**WRITTEN REQUEST**
Read the material below and count the lines holding the string "Berlin". Give that count with nothing added.

================

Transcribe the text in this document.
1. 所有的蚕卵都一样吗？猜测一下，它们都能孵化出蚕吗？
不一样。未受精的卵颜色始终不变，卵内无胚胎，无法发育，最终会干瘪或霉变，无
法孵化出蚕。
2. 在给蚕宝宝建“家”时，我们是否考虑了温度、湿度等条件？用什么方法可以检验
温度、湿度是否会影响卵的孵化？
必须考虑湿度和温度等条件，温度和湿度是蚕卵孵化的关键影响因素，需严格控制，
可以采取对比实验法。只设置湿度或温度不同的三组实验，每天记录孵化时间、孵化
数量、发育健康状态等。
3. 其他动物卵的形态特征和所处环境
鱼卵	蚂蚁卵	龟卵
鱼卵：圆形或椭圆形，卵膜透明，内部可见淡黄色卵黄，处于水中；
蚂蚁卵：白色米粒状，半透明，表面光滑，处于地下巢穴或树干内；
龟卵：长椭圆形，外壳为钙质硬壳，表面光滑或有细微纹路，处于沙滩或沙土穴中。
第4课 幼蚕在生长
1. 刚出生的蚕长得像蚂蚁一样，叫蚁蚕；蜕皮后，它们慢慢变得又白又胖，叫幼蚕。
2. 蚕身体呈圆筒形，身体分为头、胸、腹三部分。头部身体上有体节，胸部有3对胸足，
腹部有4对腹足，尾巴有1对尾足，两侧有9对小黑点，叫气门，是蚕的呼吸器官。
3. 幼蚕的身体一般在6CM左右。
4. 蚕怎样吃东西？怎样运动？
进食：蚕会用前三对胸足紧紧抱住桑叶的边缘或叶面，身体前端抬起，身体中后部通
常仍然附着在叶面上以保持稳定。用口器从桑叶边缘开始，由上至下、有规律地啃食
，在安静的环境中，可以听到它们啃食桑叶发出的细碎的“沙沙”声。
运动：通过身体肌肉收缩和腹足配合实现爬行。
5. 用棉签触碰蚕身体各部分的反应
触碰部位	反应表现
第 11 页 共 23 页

================

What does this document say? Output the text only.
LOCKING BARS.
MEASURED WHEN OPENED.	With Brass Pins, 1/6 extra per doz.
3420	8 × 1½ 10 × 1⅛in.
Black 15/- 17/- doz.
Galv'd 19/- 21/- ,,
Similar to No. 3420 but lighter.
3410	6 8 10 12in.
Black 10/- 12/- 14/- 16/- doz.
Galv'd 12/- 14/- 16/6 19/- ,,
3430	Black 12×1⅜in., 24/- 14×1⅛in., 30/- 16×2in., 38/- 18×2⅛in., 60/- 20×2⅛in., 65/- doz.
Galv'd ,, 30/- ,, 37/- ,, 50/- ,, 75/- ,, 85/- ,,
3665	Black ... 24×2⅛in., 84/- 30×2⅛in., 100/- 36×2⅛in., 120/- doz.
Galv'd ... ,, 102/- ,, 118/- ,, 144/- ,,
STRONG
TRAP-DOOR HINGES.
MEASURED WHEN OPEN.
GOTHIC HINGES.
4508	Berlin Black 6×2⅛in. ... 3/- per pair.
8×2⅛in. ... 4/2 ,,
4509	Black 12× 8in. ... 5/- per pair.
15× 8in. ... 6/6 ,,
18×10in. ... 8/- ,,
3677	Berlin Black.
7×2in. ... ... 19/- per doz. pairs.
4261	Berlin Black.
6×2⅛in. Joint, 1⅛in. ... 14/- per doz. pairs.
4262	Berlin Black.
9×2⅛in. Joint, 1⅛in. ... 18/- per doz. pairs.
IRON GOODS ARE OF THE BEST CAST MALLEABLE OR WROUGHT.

================

**THE OUTPUT**
4